**INSTRUCTIONS FOR THE TASK**
Print the listing as it stands, omitting all images.
** START DATA SHOWN **
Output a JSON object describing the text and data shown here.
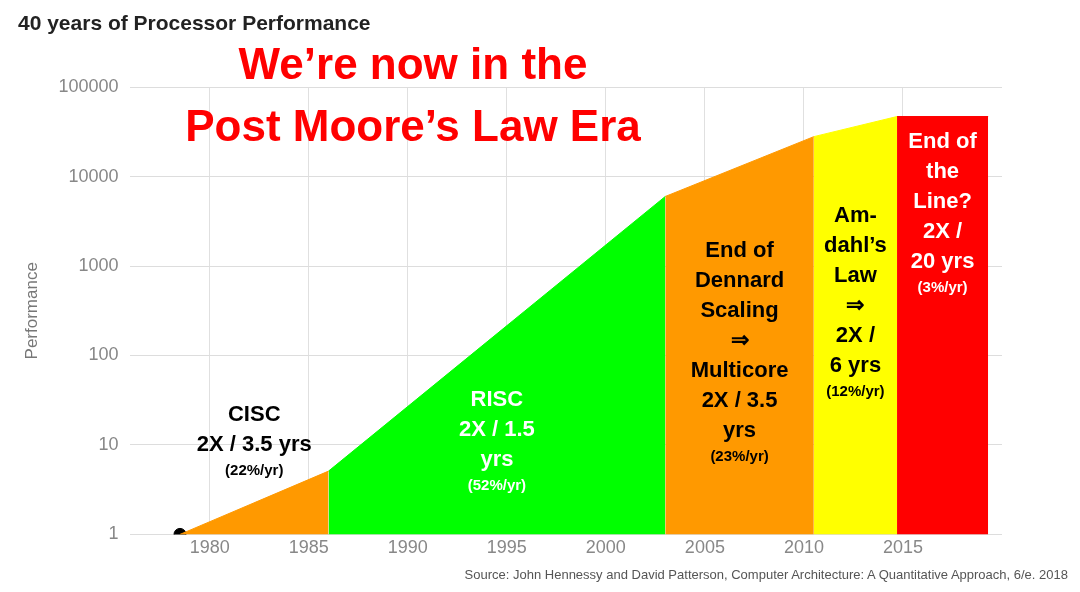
{
  "chart_data": {
    "type": "area",
    "title": "40 years of Processor Performance",
    "ylabel": "Performance",
    "xlim": [
      1976,
      2020
    ],
    "xticks": [
      1980,
      1985,
      1990,
      1995,
      2000,
      2005,
      2010,
      2015
    ],
    "ylim": [
      1,
      100000
    ],
    "yticks": [
      1,
      10,
      100,
      1000,
      10000,
      100000
    ],
    "log": "y",
    "grid": true,
    "legend": false,
    "series": [
      {
        "color": "#ff9900",
        "x": [
          1978.5,
          1986
        ],
        "values": [
          1,
          5.1
        ]
      },
      {
        "color": "#00ff00",
        "x": [
          1986,
          2003
        ],
        "values": [
          5.1,
          6000
        ]
      },
      {
        "color": "#ff9900",
        "x": [
          2003,
          2010.5
        ],
        "values": [
          6000,
          28000
        ]
      },
      {
        "color": "#ffff00",
        "x": [
          2010.5,
          2014.7
        ],
        "values": [
          28000,
          47000
        ]
      },
      {
        "color": "#ff0000",
        "x": [
          2014.7,
          2019.3
        ],
        "values": [
          47000,
          47000
        ]
      },
      {
        "type": "scatter",
        "color": "#000000",
        "x": [
          1978.5
        ],
        "values": [
          1
        ]
      }
    ],
    "annotations": [
      "We’re now in the\nPost Moore’s Law Era",
      "CISC\n2X / 3.5 yrs\n(22%/yr)",
      "RISC\n2X / 1.5\nyrs\n(52%/yr)",
      "End of\nDennard\nScaling\n⇒\nMulticore\n2X / 3.5\nyrs\n(23%/yr)",
      "Am-\ndahl’s\nLaw\n⇒\n2X /\n6 yrs\n(12%/yr)",
      "End of\nthe\nLine?\n2X /\n20 yrs\n(3%/yr)",
      "Source: John Hennessy and David Patterson, Computer Architecture: A Quantitative Approach, 6/e. 2018"
    ]
  }
}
** END DATA SHOWN **
**THE OUTPUT**
Output a JSON object describing the text and data shown here.
{
  "chart_data": {
    "type": "area",
    "title": "40 years of Processor Performance",
    "ylabel": "Performance",
    "xlim": [
      1976,
      2020
    ],
    "xticks": [
      1980,
      1985,
      1990,
      1995,
      2000,
      2005,
      2010,
      2015
    ],
    "ylim": [
      1,
      100000
    ],
    "yticks": [
      1,
      10,
      100,
      1000,
      10000,
      100000
    ],
    "log": "y",
    "grid": true,
    "legend": false,
    "series": [
      {
        "color": "#ff9900",
        "x": [
          1978.5,
          1986
        ],
        "values": [
          1,
          5.1
        ]
      },
      {
        "color": "#00ff00",
        "x": [
          1986,
          2003
        ],
        "values": [
          5.1,
          6000
        ]
      },
      {
        "color": "#ff9900",
        "x": [
          2003,
          2010.5
        ],
        "values": [
          6000,
          28000
        ]
      },
      {
        "color": "#ffff00",
        "x": [
          2010.5,
          2014.7
        ],
        "values": [
          28000,
          47000
        ]
      },
      {
        "color": "#ff0000",
        "x": [
          2014.7,
          2019.3
        ],
        "values": [
          47000,
          47000
        ]
      },
      {
        "type": "scatter",
        "color": "#000000",
        "x": [
          1978.5
        ],
        "values": [
          1
        ]
      }
    ],
    "annotations": [
      "We’re now in the\nPost Moore’s Law Era",
      "CISC\n2X / 3.5 yrs\n(22%/yr)",
      "RISC\n2X / 1.5\nyrs\n(52%/yr)",
      "End of\nDennard\nScaling\n⇒\nMulticore\n2X / 3.5\nyrs\n(23%/yr)",
      "Am-\ndahl’s\nLaw\n⇒\n2X /\n6 yrs\n(12%/yr)",
      "End of\nthe\nLine?\n2X /\n20 yrs\n(3%/yr)",
      "Source: John Hennessy and David Patterson, Computer Architecture: A Quantitative Approach, 6/e. 2018"
    ]
  }
}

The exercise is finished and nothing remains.